Stated task:
Restate each line of the listing exactly, without carrying over any pictures.

Exercise input:

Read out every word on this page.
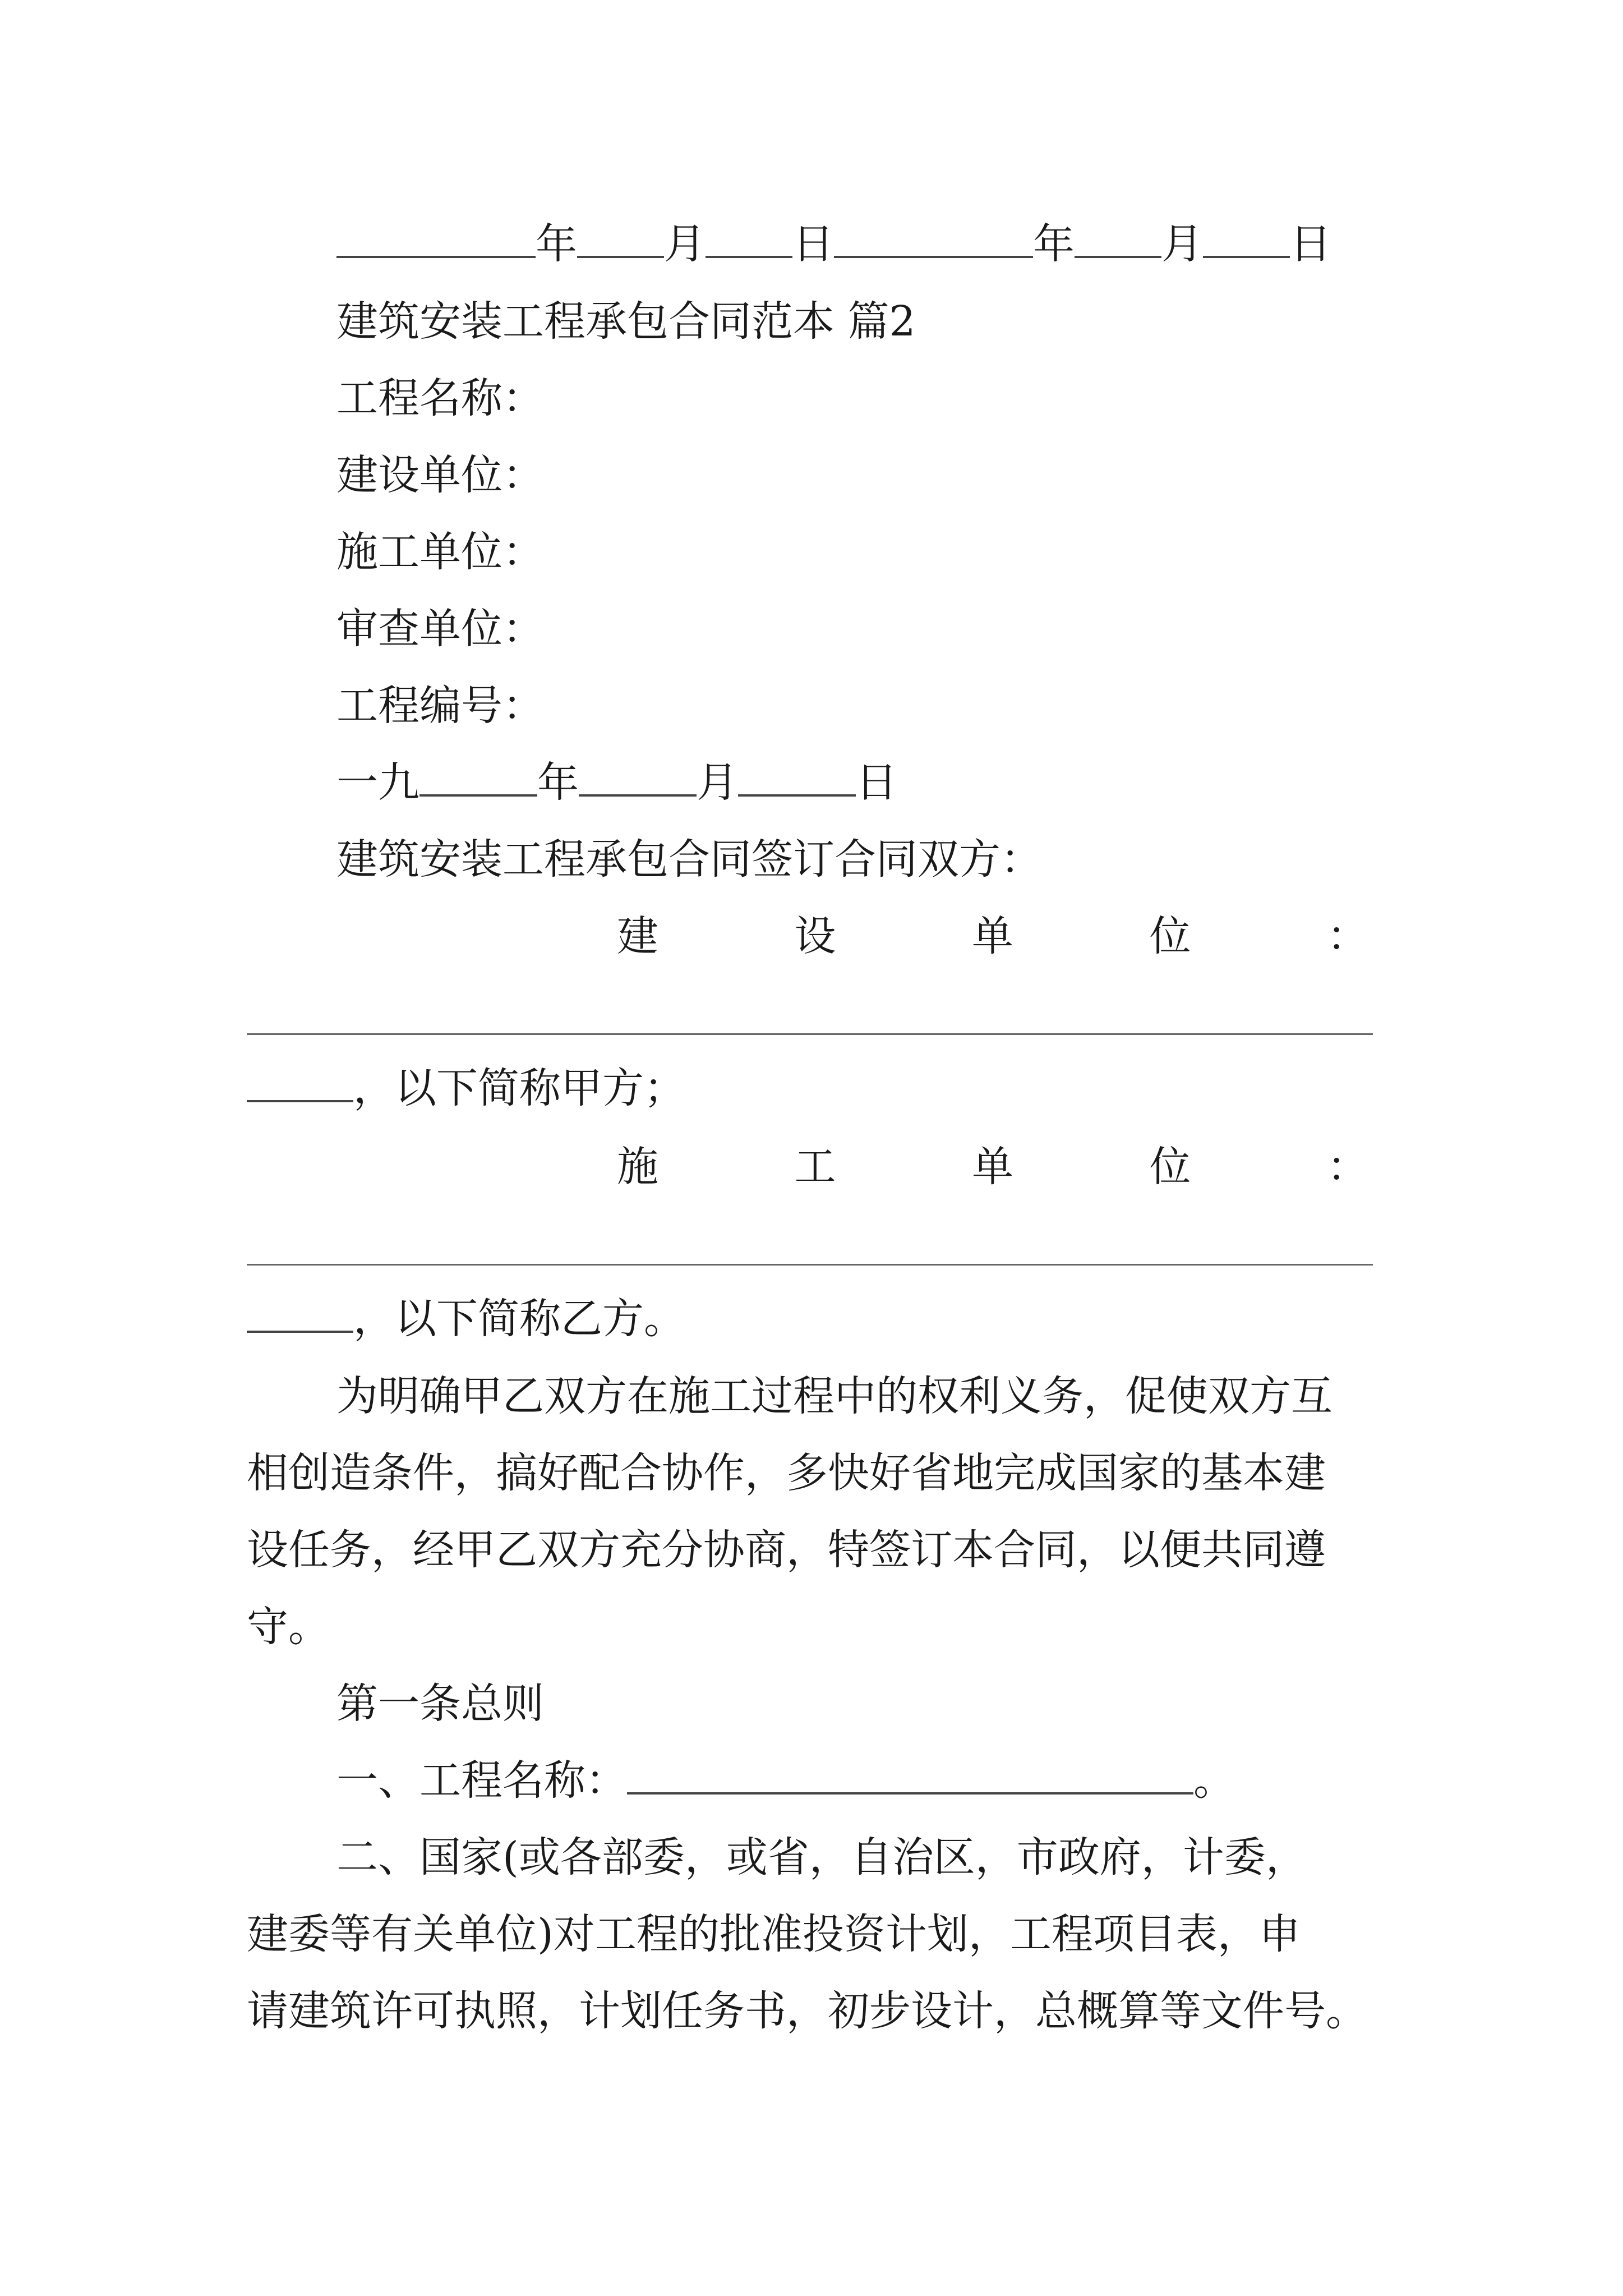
年 月 日	年 月 日
建筑安装工程承包合同范本 篇2
工程名称：
建设单位：
施工单位：
审查单位：
工程编号：
一九	年	月	日
建筑安装工程承包合同签订合同双方：
建	设	单	位	：
，以下简称甲方；
施	工	单	位	：
，以下简称乙方。
为明确甲乙双方在施工过程中的权利义务，促使双方互
相创造条件，搞好配合协作，多快好省地完成国家的基本建
设任务，经甲乙双方充分协商，特签订本合同，以便共同遵
守。
第一条总则
一、工程名称：	。
二、国家(或各部委，或省，自治区，市政府，计委，
建委等有关单位)对工程的批准投资计划，工程项目表，申
请建筑许可执照，计划任务书，初步设计，总概算等文件号。
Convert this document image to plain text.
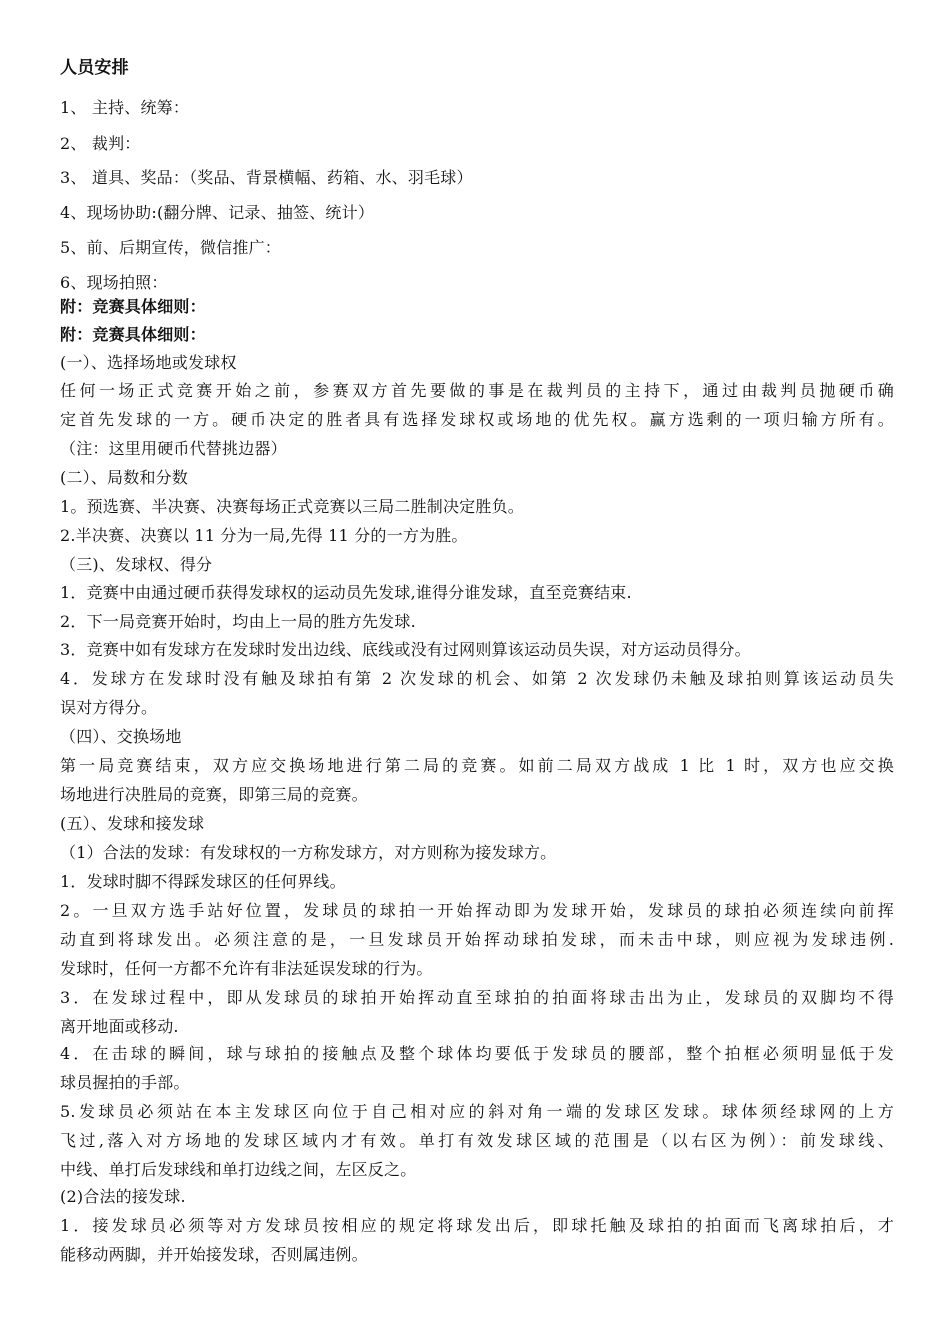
人员安排
1、 主持、统筹：
2、 裁判：
3、 道具、奖品：（奖品、背景横幅、药箱、水、羽毛球）
4、现场协助:(翻分牌、记录、抽签、统计）
5、前、后期宣传，微信推广：
6、现场拍照：
附：竞赛具体细则：
附：竞赛具体细则：
(一）、选择场地或发球权
任何一场正式竞赛开始之前，参赛双方首先要做的事是在裁判员的主持下，通过由裁判员抛硬币确
定首先发球的一方。硬币决定的胜者具有选择发球权或场地的优先权。赢方选剩的一项归输方所有。
（注：这里用硬币代替挑边器）
(二）、局数和分数
1。预选赛、半决赛、决赛每场正式竞赛以三局二胜制决定胜负。
2.半决赛、决赛以 11 分为一局,先得 11 分的一方为胜。
（三)、发球权、得分
1．竞赛中由通过硬币获得发球权的运动员先发球,谁得分谁发球，直至竞赛结束.
2．下一局竞赛开始时，均由上一局的胜方先发球.
3．竞赛中如有发球方在发球时发出边线、底线或没有过网则算该运动员失误，对方运动员得分。
4．发球方在发球时没有触及球拍有第 2 次发球的机会、如第 2 次发球仍未触及球拍则算该运动员失
误对方得分。
（四）、交换场地
第一局竞赛结束，双方应交换场地进行第二局的竞赛。如前二局双方战成 1 比 1 时，双方也应交换
场地进行决胜局的竞赛，即第三局的竞赛。
(五）、发球和接发球
（1）合法的发球：有发球权的一方称发球方，对方则称为接发球方。
1．发球时脚不得踩发球区的任何界线。
2。一旦双方选手站好位置，发球员的球拍一开始挥动即为发球开始，发球员的球拍必须连续向前挥
动直到将球发出。必须注意的是，一旦发球员开始挥动球拍发球，而未击中球，则应视为发球违例.
发球时，任何一方都不允许有非法延误发球的行为。
3．在发球过程中，即从发球员的球拍开始挥动直至球拍的拍面将球击出为止，发球员的双脚均不得
离开地面或移动.
4．在击球的瞬间，球与球拍的接触点及整个球体均要低于发球员的腰部，整个拍框必须明显低于发
球员握拍的手部。
5.发球员必须站在本主发球区向位于自己相对应的斜对角一端的发球区发球。球体须经球网的上方
飞过,落入对方场地的发球区域内才有效。单打有效发球区域的范围是（以右区为例）：前发球线、
中线、单打后发球线和单打边线之间，左区反之。
(2)合法的接发球.
1．接发球员必须等对方发球员按相应的规定将球发出后，即球托触及球拍的拍面而飞离球拍后，才
能移动两脚，并开始接发球，否则属违例。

The completed task:
Read out every word on this page.
年 月 日	年 月 日
建筑安装工程承包合同范本 篇2
工程名称：
建设单位：
施工单位：
审查单位：
工程编号：
一九	年	月	日
建筑安装工程承包合同签订合同双方：
建	设	单	位	：
，以下简称甲方；
施	工	单	位	：
，以下简称乙方。
为明确甲乙双方在施工过程中的权利义务，促使双方互
相创造条件，搞好配合协作，多快好省地完成国家的基本建
设任务，经甲乙双方充分协商，特签订本合同，以便共同遵
守。
第一条总则
一、工程名称：	。
二、国家(或各部委，或省，自治区，市政府，计委，
建委等有关单位)对工程的批准投资计划，工程项目表，申
请建筑许可执照，计划任务书，初步设计，总概算等文件号。
Convert this document image to plain text.
人员安排
1、 主持、统筹：
2、 裁判：
3、 道具、奖品：（奖品、背景横幅、药箱、水、羽毛球）
4、现场协助:(翻分牌、记录、抽签、统计）
5、前、后期宣传，微信推广：
6、现场拍照：
附：竞赛具体细则：
附：竞赛具体细则：
(一）、选择场地或发球权
任何一场正式竞赛开始之前，参赛双方首先要做的事是在裁判员的主持下，通过由裁判员抛硬币确
定首先发球的一方。硬币决定的胜者具有选择发球权或场地的优先权。赢方选剩的一项归输方所有。
（注：这里用硬币代替挑边器）
(二）、局数和分数
1。预选赛、半决赛、决赛每场正式竞赛以三局二胜制决定胜负。
2.半决赛、决赛以 11 分为一局,先得 11 分的一方为胜。
（三)、发球权、得分
1．竞赛中由通过硬币获得发球权的运动员先发球,谁得分谁发球，直至竞赛结束.
2．下一局竞赛开始时，均由上一局的胜方先发球.
3．竞赛中如有发球方在发球时发出边线、底线或没有过网则算该运动员失误，对方运动员得分。
4．发球方在发球时没有触及球拍有第 2 次发球的机会、如第 2 次发球仍未触及球拍则算该运动员失
误对方得分。
（四）、交换场地
第一局竞赛结束，双方应交换场地进行第二局的竞赛。如前二局双方战成 1 比 1 时，双方也应交换
场地进行决胜局的竞赛，即第三局的竞赛。
(五）、发球和接发球
（1）合法的发球：有发球权的一方称发球方，对方则称为接发球方。
1．发球时脚不得踩发球区的任何界线。
2。一旦双方选手站好位置，发球员的球拍一开始挥动即为发球开始，发球员的球拍必须连续向前挥
动直到将球发出。必须注意的是，一旦发球员开始挥动球拍发球，而未击中球，则应视为发球违例.
发球时，任何一方都不允许有非法延误发球的行为。
3．在发球过程中，即从发球员的球拍开始挥动直至球拍的拍面将球击出为止，发球员的双脚均不得
离开地面或移动.
4．在击球的瞬间，球与球拍的接触点及整个球体均要低于发球员的腰部，整个拍框必须明显低于发
球员握拍的手部。
5.发球员必须站在本主发球区向位于自己相对应的斜对角一端的发球区发球。球体须经球网的上方
飞过,落入对方场地的发球区域内才有效。单打有效发球区域的范围是（以右区为例）：前发球线、
中线、单打后发球线和单打边线之间，左区反之。
(2)合法的接发球.
1．接发球员必须等对方发球员按相应的规定将球发出后，即球托触及球拍的拍面而飞离球拍后，才
能移动两脚，并开始接发球，否则属违例。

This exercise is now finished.